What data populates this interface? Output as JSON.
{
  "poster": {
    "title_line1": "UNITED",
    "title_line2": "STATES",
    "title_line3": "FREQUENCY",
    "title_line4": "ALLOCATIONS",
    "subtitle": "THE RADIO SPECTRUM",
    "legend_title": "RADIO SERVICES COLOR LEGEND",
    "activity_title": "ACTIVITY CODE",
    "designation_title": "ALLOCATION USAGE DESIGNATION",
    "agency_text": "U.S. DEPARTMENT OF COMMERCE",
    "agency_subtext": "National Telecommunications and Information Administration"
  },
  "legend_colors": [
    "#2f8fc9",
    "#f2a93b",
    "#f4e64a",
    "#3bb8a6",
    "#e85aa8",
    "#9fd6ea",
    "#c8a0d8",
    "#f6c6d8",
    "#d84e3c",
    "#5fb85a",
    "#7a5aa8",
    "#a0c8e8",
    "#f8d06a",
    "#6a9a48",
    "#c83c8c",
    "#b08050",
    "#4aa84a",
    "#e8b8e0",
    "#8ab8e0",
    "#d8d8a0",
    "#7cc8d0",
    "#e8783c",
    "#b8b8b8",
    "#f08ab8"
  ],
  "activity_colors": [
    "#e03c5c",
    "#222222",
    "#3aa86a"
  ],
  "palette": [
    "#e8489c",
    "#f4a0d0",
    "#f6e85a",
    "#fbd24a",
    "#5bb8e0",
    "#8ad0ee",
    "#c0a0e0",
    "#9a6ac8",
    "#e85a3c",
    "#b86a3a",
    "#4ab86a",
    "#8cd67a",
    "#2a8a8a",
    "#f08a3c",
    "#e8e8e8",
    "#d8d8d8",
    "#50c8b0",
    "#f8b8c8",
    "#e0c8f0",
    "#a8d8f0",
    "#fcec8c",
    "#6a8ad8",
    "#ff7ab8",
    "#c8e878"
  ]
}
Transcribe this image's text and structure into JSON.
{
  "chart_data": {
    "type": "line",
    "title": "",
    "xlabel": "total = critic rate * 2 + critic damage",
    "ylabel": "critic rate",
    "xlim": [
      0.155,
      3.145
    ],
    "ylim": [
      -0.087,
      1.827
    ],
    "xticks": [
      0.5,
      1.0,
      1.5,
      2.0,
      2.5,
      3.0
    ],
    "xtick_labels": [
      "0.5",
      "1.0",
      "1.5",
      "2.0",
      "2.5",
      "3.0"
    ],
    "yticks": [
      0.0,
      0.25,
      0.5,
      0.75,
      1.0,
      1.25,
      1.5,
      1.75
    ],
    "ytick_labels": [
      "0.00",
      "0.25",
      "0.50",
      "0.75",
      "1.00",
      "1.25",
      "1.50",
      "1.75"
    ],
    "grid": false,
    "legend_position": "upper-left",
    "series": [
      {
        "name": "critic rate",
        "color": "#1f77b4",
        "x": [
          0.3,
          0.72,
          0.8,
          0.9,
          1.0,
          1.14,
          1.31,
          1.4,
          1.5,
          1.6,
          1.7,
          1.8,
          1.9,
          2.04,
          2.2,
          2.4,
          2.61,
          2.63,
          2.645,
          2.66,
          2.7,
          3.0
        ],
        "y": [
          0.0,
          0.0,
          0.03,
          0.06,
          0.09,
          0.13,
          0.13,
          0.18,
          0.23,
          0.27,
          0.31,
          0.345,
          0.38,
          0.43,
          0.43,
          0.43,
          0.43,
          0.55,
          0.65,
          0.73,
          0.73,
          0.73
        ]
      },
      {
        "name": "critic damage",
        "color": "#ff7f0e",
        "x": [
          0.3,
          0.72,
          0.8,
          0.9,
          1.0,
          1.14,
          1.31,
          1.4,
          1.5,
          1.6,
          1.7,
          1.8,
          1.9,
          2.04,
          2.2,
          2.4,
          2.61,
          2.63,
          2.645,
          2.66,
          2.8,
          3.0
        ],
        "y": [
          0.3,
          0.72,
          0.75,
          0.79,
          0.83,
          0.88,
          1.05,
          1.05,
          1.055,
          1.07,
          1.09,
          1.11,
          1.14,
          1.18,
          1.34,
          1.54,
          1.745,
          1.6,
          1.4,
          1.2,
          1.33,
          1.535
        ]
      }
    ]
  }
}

****************************************

• AIM OF THE TASK
Each record should come back exactly as written.

• CORRECT OUTPUT
What data populates this interface? Output as JSON.
{
  "poster": {
    "title_line1": "UNITED",
    "title_line2": "STATES",
    "title_line3": "FREQUENCY",
    "title_line4": "ALLOCATIONS",
    "subtitle": "THE RADIO SPECTRUM",
    "legend_title": "RADIO SERVICES COLOR LEGEND",
    "activity_title": "ACTIVITY CODE",
    "designation_title": "ALLOCATION USAGE DESIGNATION",
    "agency_text": "U.S. DEPARTMENT OF COMMERCE",
    "agency_subtext": "National Telecommunications and Information Administration"
  },
  "legend_colors": [
    "#2f8fc9",
    "#f2a93b",
    "#f4e64a",
    "#3bb8a6",
    "#e85aa8",
    "#9fd6ea",
    "#c8a0d8",
    "#f6c6d8",
    "#d84e3c",
    "#5fb85a",
    "#7a5aa8",
    "#a0c8e8",
    "#f8d06a",
    "#6a9a48",
    "#c83c8c",
    "#b08050",
    "#4aa84a",
    "#e8b8e0",
    "#8ab8e0",
    "#d8d8a0",
    "#7cc8d0",
    "#e8783c",
    "#b8b8b8",
    "#f08ab8"
  ],
  "activity_colors": [
    "#e03c5c",
    "#222222",
    "#3aa86a"
  ],
  "palette": [
    "#e8489c",
    "#f4a0d0",
    "#f6e85a",
    "#fbd24a",
    "#5bb8e0",
    "#8ad0ee",
    "#c0a0e0",
    "#9a6ac8",
    "#e85a3c",
    "#b86a3a",
    "#4ab86a",
    "#8cd67a",
    "#2a8a8a",
    "#f08a3c",
    "#e8e8e8",
    "#d8d8d8",
    "#50c8b0",
    "#f8b8c8",
    "#e0c8f0",
    "#a8d8f0",
    "#fcec8c",
    "#6a8ad8",
    "#ff7ab8",
    "#c8e878"
  ]
}
Transcribe this image's text and structure into JSON.
{
  "chart_data": {
    "type": "line",
    "title": "",
    "xlabel": "total = critic rate * 2 + critic damage",
    "ylabel": "critic rate",
    "xlim": [
      0.155,
      3.145
    ],
    "ylim": [
      -0.087,
      1.827
    ],
    "xticks": [
      0.5,
      1.0,
      1.5,
      2.0,
      2.5,
      3.0
    ],
    "xtick_labels": [
      "0.5",
      "1.0",
      "1.5",
      "2.0",
      "2.5",
      "3.0"
    ],
    "yticks": [
      0.0,
      0.25,
      0.5,
      0.75,
      1.0,
      1.25,
      1.5,
      1.75
    ],
    "ytick_labels": [
      "0.00",
      "0.25",
      "0.50",
      "0.75",
      "1.00",
      "1.25",
      "1.50",
      "1.75"
    ],
    "grid": false,
    "legend_position": "upper-left",
    "series": [
      {
        "name": "critic rate",
        "color": "#1f77b4",
        "x": [
          0.3,
          0.72,
          0.8,
          0.9,
          1.0,
          1.14,
          1.31,
          1.4,
          1.5,
          1.6,
          1.7,
          1.8,
          1.9,
          2.04,
          2.2,
          2.4,
          2.61,
          2.63,
          2.645,
          2.66,
          2.7,
          3.0
        ],
        "y": [
          0.0,
          0.0,
          0.03,
          0.06,
          0.09,
          0.13,
          0.13,
          0.18,
          0.23,
          0.27,
          0.31,
          0.345,
          0.38,
          0.43,
          0.43,
          0.43,
          0.43,
          0.55,
          0.65,
          0.73,
          0.73,
          0.73
        ]
      },
      {
        "name": "critic damage",
        "color": "#ff7f0e",
        "x": [
          0.3,
          0.72,
          0.8,
          0.9,
          1.0,
          1.14,
          1.31,
          1.4,
          1.5,
          1.6,
          1.7,
          1.8,
          1.9,
          2.04,
          2.2,
          2.4,
          2.61,
          2.63,
          2.645,
          2.66,
          2.8,
          3.0
        ],
        "y": [
          0.3,
          0.72,
          0.75,
          0.79,
          0.83,
          0.88,
          1.05,
          1.05,
          1.055,
          1.07,
          1.09,
          1.11,
          1.14,
          1.18,
          1.34,
          1.54,
          1.745,
          1.6,
          1.4,
          1.2,
          1.33,
          1.535
        ]
      }
    ]
  }
}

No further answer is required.